**What you should do**.
Look through the data below. Pick out the lines holding the string "Developer".

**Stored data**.
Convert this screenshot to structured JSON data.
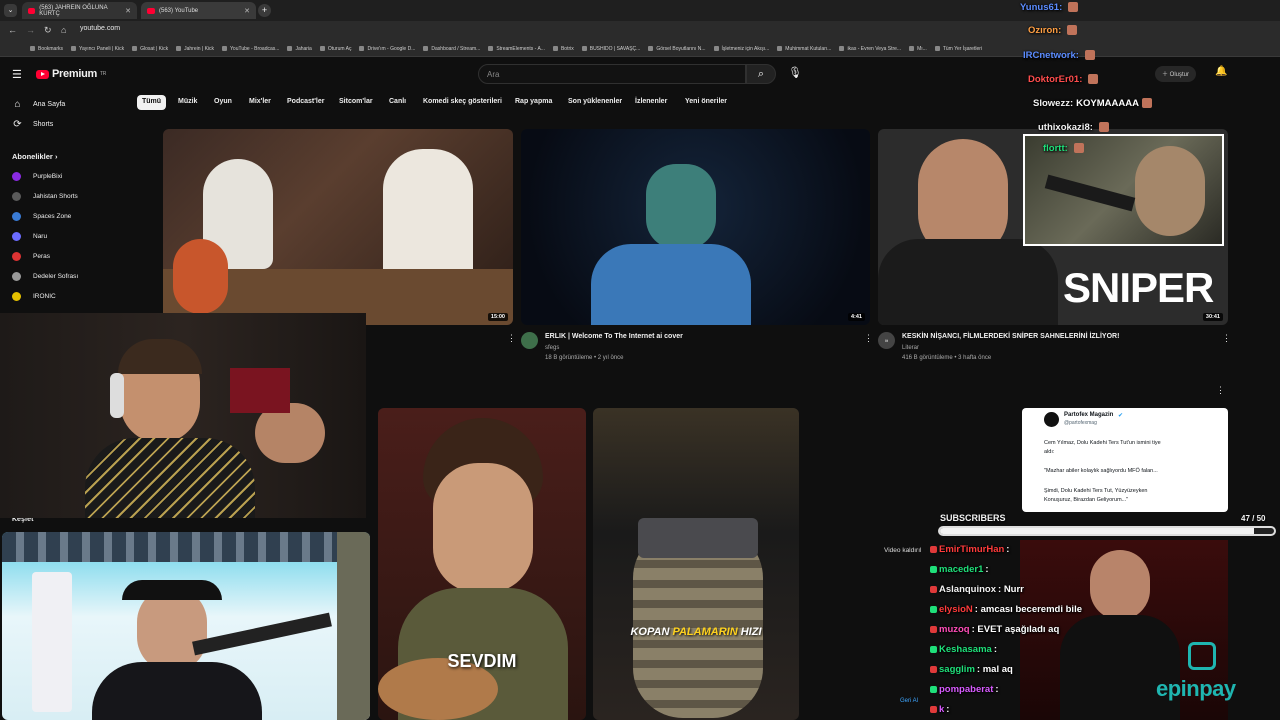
{
  "browser": {
    "tabs": [
      {
        "label": "(563) JAHREIN OĞLUNA KÜRTÇ"
      },
      {
        "label": "(563) YouTube"
      }
    ],
    "url": "youtube.com",
    "bookmarks": [
      "Bookmarks",
      "Yayıncı Paneli | Kick",
      "Glosat | Kick",
      "Jahrein | Kick",
      "YouTube - Broadcas...",
      "Jaharia",
      "Oturum Aç",
      "Drive'ım - Google D...",
      "Dashboard / Stream...",
      "StreamElements - A...",
      "Botrix",
      "BUSHIDO | SAVAŞÇ...",
      "Görsel Boyutlarını N...",
      "İşletmeniz için Akışı...",
      "Muhimmat Kutuları...",
      "ikas - Evren Veya Stre...",
      "Mı...",
      "Tüm Yer İşaretleri"
    ]
  },
  "youtube": {
    "logo": "Premium",
    "logo_sup": "TR",
    "search_placeholder": "Ara",
    "create_label": "Oluştur",
    "chips": [
      "Tümü",
      "Müzik",
      "Oyun",
      "Mix'ler",
      "Podcast'ler",
      "Sitcom'lar",
      "Canlı",
      "Komedi skeç gösterileri",
      "Rap yapma",
      "Son yüklenenler",
      "İzlenenler",
      "Yeni öneriler"
    ],
    "nav": [
      {
        "label": "Ana Sayfa",
        "icon": "home-icon"
      },
      {
        "label": "Shorts",
        "icon": "shorts-icon"
      }
    ],
    "subs_title": "Abonelikler",
    "subs": [
      {
        "label": "PurpleBixi",
        "color": "#8a2be2"
      },
      {
        "label": "Jahistan Shorts",
        "color": "#5a5a5a"
      },
      {
        "label": "Spaces Zone",
        "color": "#3a7bd5"
      },
      {
        "label": "Naru",
        "color": "#6c6cff"
      },
      {
        "label": "Peras",
        "color": "#d33"
      },
      {
        "label": "Dedeler Sofrası",
        "color": "#999"
      },
      {
        "label": "IRONIC",
        "color": "#e5c100"
      }
    ],
    "explore_label": "Keşfet",
    "videos": [
      {
        "duration": "15:00"
      },
      {
        "duration": "4:41",
        "title": "ERLIK | Welcome To The Internet ai cover",
        "channel": "sfegs",
        "meta": "18 B görüntüleme • 2 yıl önce"
      },
      {
        "duration": "30:41",
        "title": "KESKİN NİŞANCI, FİLMLERDEKİ SNİPER SAHNELERİNİ İZLİYOR!",
        "channel": "Literar",
        "meta": "416 B görüntüleme • 3 hafta önce",
        "thumb_text": "SNIPER"
      }
    ],
    "shorts": [
      {
        "caption": "SEVDIM"
      },
      {
        "caption_a": "KOPAN",
        "caption_b": "PALAMARIN",
        "caption_c": "HIZI"
      }
    ],
    "removed_label": "Video kaldırıl",
    "undo_label": "Geri Al"
  },
  "tweet": {
    "name": "Partofex Magazin",
    "handle": "@partofexmag",
    "line1": "Cem Yılmaz, Dolu Kadehi Ters Tut'un ismini tiye",
    "line2": "aldı:",
    "line3": "\"Mazhar abiler kolaylık sağlıyordu MFÖ falan...",
    "line4": "Şimdi, Dolu Kadehi Ters Tut, Yüzyüzeyken",
    "line5": "Konuşuruz, Birazdan Geliyorum...\""
  },
  "subgoal": {
    "label": "SUBSCRIBERS",
    "current": 47,
    "target": 50,
    "text": "47 / 50"
  },
  "chat_top": [
    {
      "user": "Yunus61:",
      "msg": "",
      "color": "#5b8cff"
    },
    {
      "user": "Ozıron:",
      "msg": "",
      "color": "#ff9f43"
    },
    {
      "user": "IRCnetwork:",
      "msg": "",
      "color": "#5b8cff"
    },
    {
      "user": "DoktorEr01:",
      "msg": "",
      "color": "#ff4d4d"
    },
    {
      "user": "Slowezz:",
      "msg": "KOYMAAAAA",
      "color": "#f1f1f1"
    },
    {
      "user": "uthixokazi8:",
      "msg": "",
      "color": "#f1f1f1"
    },
    {
      "user": "flortt:",
      "msg": "",
      "color": "#1fe07a"
    }
  ],
  "chat_bottom": [
    {
      "user": "EmirTimurHan",
      "msg": ":",
      "color": "#ff3b3b"
    },
    {
      "user": "maceder1",
      "msg": ":",
      "color": "#1fe07a"
    },
    {
      "user": "Aslanquinox",
      "msg": ": Nurr",
      "color": "#f1f1f1"
    },
    {
      "user": "elysioN",
      "msg": ": amcası beceremdi bile",
      "color": "#ff3b3b"
    },
    {
      "user": "muzoq",
      "msg": ": EVET aşağıladı aq",
      "color": "#ff4db8"
    },
    {
      "user": "Keshasama",
      "msg": ":",
      "color": "#1fe07a"
    },
    {
      "user": "sagglim",
      "msg": ": mal aq",
      "color": "#1fe07a"
    },
    {
      "user": "pompaberat",
      "msg": ":",
      "color": "#d85bff"
    },
    {
      "user": "k",
      "msg": ":",
      "color": "#d85bff"
    }
  ],
  "sponsor": {
    "text": "epinpay",
    "color": "#1fb5b0"
  }
}
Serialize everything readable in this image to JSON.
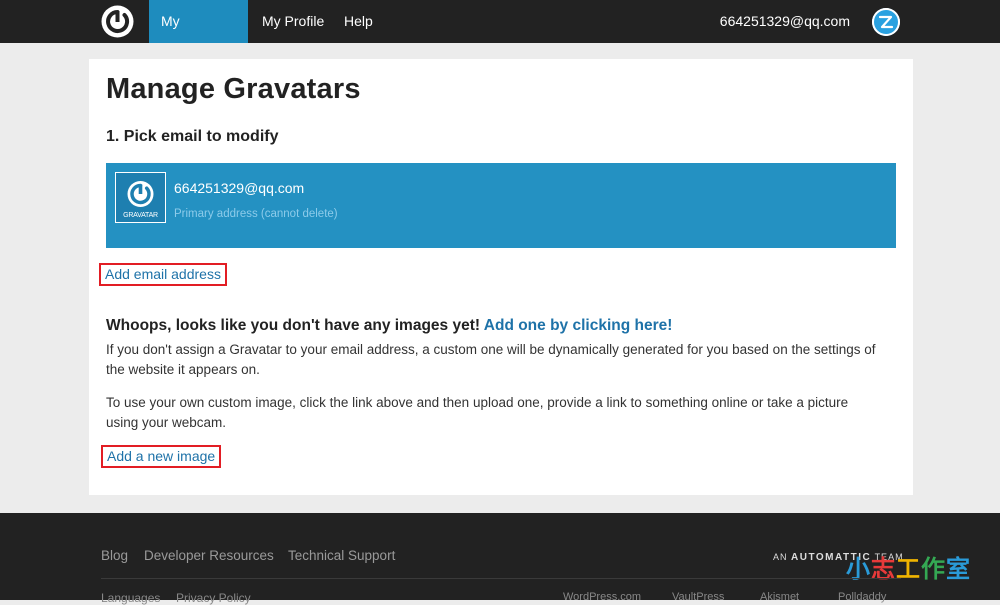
{
  "nav": {
    "logo_icon": "gravatar-logo-icon",
    "tabs": [
      {
        "label": "My Gravatars",
        "active": true
      },
      {
        "label": "My Profile",
        "active": false
      },
      {
        "label": "Help",
        "active": false
      }
    ],
    "user_email": "664251329@qq.com",
    "avatar_icon": "user-avatar-icon"
  },
  "main": {
    "title": "Manage Gravatars",
    "step1_title": "1. Pick email to modify",
    "email_row": {
      "avatar_caption": "GRAVATAR",
      "email": "664251329@qq.com",
      "note": "Primary address (cannot delete)"
    },
    "add_email_label": "Add email address",
    "whoops_text": "Whoops, looks like you don't have any images yet!",
    "whoops_link": "Add one by clicking here!",
    "paragraph1": "If you don't assign a Gravatar to your email address, a custom one will be dynamically generated for you based on the settings of the website it appears on.",
    "paragraph2": "To use your own custom image, click the link above and then upload one, provide a link to something online or take a picture using your webcam.",
    "add_image_label": "Add a new image"
  },
  "footer": {
    "links": [
      "Blog",
      "Developer Resources",
      "Technical Support"
    ],
    "links2": [
      "Languages",
      "Privacy Policy"
    ],
    "automattic_prefix": "AN",
    "automattic_name": "AUTOMATTIC",
    "automattic_suffix": "TEAM",
    "watermark": [
      {
        "char": "小",
        "color": "#2a9bd8"
      },
      {
        "char": "志",
        "color": "#e83a3a"
      },
      {
        "char": "工",
        "color": "#f0b400"
      },
      {
        "char": "作",
        "color": "#34a853"
      },
      {
        "char": "室",
        "color": "#2a9bd8"
      }
    ],
    "partners": [
      "WordPress.com",
      "VaultPress",
      "Akismet",
      "Polldaddy"
    ]
  },
  "colors": {
    "accent": "#1e8cbe",
    "email_row": "#2491c2",
    "link": "#1e72a8",
    "highlight_border": "#e21d24"
  }
}
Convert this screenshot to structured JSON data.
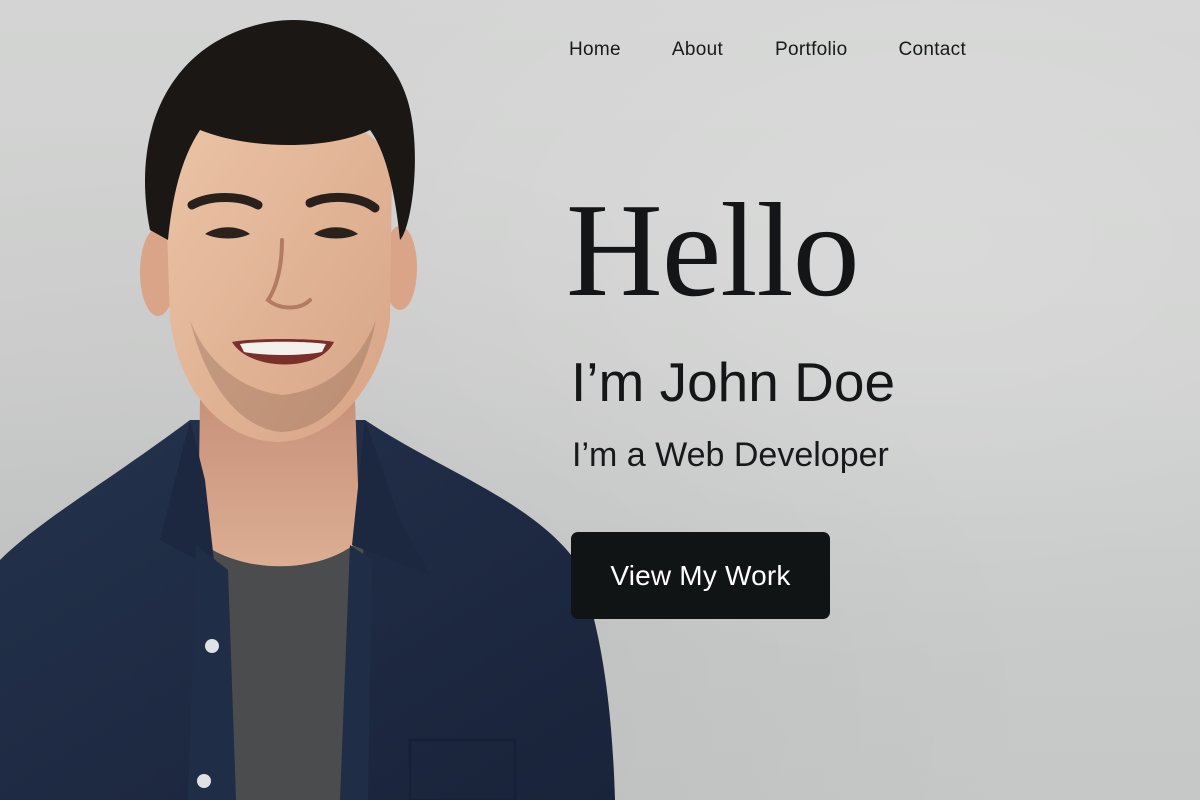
{
  "nav": {
    "items": [
      {
        "label": "Home"
      },
      {
        "label": "About"
      },
      {
        "label": "Portfolio"
      },
      {
        "label": "Contact"
      }
    ]
  },
  "hero": {
    "greeting": "Hello",
    "name": "I’m John Doe",
    "role": "I’m a Web Developer",
    "cta_label": "View My Work"
  },
  "photo": {
    "subject": "portrait-of-smiling-man-in-navy-shirt"
  },
  "colors": {
    "background": "#cfd0cf",
    "text": "#141617",
    "button_bg": "#111415",
    "button_text": "#ffffff",
    "shirt": "#1f2d45",
    "tshirt": "#4a4c4d",
    "skin": "#e2b497",
    "hair": "#1b1715"
  }
}
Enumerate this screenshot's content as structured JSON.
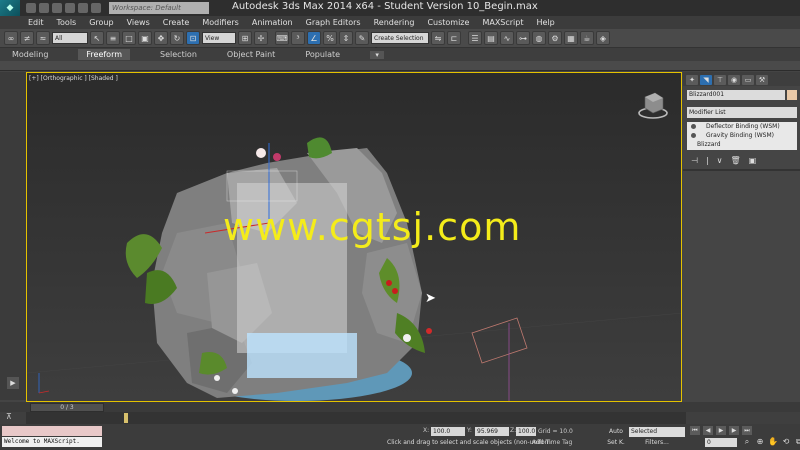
{
  "window": {
    "title": "Autodesk 3ds Max  2014 x64  - Student Version   10_Begin.max",
    "workspace": "Workspace: Default"
  },
  "menu": [
    "Edit",
    "Tools",
    "Group",
    "Views",
    "Create",
    "Modifiers",
    "Animation",
    "Graph Editors",
    "Rendering",
    "Customize",
    "MAXScript",
    "Help"
  ],
  "toolbar": {
    "selection_filter": "All",
    "reference_coord": "View",
    "named_selection": "Create Selection Se"
  },
  "ribbon": {
    "tabs": [
      "Modeling",
      "Freeform",
      "Selection",
      "Object Paint",
      "Populate"
    ],
    "active_tab": "Freeform"
  },
  "viewport": {
    "label": "[+] [Orthographic ] [Shaded ]",
    "watermark": "www.cgtsj.com"
  },
  "command_panel": {
    "object_name": "Blizzard001",
    "object_color": "#e9c9a8",
    "modifier_list_label": "Modifier List",
    "stack": [
      {
        "label": "Deflector Binding (WSM)",
        "type": "wsm"
      },
      {
        "label": "Gravity Binding (WSM)",
        "type": "wsm"
      },
      {
        "label": "Blizzard",
        "type": "base"
      }
    ]
  },
  "timeline": {
    "slider_label": "0 / 3"
  },
  "status": {
    "script_listener": "Welcome to MAXScript.",
    "prompt": "Click and drag to select and scale objects (non-uniforn",
    "x_label": "X:",
    "x_value": "100.0",
    "y_label": "Y:",
    "y_value": "95.969",
    "z_label": "Z:",
    "z_value": "100.0",
    "grid": "Grid = 10.0",
    "add_time_tag": "Add Time Tag",
    "auto_key": "Auto",
    "set_key": "Set K.",
    "key_filter": "Selected",
    "filters": "Filters...",
    "current_frame": "0"
  }
}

**Expected answer**.
      "Developer Resources",
    "role": "I’m a Web Developer",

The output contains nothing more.